**GIVEN PROBLEM**
Gather up every line that includes the string "Precipitacion".

**INPUT RECORDS**
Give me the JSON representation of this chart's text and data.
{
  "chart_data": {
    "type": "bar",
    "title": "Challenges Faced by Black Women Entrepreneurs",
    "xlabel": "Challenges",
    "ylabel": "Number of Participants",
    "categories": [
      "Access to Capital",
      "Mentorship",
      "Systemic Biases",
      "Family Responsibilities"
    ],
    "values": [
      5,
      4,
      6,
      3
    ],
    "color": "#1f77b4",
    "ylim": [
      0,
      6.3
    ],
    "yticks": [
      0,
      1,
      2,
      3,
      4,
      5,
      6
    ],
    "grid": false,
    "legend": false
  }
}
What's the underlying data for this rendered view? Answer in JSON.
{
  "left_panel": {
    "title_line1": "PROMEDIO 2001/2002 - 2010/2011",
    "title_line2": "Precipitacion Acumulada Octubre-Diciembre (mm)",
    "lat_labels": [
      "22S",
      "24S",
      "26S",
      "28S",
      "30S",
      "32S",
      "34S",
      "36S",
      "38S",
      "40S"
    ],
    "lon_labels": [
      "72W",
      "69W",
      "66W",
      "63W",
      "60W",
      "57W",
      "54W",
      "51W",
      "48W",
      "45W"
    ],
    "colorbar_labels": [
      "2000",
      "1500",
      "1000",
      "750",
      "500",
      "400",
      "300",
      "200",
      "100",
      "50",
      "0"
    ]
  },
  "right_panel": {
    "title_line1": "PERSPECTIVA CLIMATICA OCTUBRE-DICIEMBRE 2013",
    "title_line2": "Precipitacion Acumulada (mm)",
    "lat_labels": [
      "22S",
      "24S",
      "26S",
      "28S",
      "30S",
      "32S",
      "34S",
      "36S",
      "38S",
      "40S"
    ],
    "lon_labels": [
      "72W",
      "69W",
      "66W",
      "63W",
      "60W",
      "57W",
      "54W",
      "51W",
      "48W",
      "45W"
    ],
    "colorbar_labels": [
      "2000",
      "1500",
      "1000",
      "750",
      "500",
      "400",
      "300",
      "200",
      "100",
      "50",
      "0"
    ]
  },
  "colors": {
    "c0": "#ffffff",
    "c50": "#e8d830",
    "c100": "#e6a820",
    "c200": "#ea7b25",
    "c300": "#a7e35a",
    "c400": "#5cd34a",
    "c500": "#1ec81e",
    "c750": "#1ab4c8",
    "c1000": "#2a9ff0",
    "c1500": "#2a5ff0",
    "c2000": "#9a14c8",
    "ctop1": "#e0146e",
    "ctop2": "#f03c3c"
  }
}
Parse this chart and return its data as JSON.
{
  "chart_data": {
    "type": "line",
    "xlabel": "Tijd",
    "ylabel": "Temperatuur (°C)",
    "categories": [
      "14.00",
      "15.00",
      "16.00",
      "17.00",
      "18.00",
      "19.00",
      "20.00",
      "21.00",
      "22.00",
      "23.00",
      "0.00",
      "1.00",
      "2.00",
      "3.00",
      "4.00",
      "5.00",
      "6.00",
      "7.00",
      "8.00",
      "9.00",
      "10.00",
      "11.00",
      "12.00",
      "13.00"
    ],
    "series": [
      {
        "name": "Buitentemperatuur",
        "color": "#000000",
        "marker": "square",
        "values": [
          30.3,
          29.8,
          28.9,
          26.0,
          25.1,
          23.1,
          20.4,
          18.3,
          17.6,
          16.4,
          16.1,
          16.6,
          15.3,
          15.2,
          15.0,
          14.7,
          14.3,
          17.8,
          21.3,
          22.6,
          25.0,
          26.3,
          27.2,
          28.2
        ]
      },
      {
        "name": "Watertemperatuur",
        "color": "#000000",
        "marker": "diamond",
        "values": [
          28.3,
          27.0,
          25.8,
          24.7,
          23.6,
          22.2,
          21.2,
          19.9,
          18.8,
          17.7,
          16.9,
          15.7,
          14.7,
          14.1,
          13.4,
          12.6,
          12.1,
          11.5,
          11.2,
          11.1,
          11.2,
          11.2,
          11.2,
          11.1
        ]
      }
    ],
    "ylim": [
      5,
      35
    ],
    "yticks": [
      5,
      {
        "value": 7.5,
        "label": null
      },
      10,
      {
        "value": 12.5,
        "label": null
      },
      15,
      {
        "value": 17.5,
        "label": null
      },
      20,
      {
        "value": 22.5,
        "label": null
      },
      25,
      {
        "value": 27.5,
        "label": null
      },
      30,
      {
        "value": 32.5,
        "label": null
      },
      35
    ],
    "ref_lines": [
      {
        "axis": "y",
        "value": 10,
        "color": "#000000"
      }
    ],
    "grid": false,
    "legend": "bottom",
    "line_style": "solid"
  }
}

**REPLY**
    "title_line2": "Precipitacion Acumulada Octubre-Diciembre (mm)",
    "title_line2": "Precipitacion Acumulada (mm)",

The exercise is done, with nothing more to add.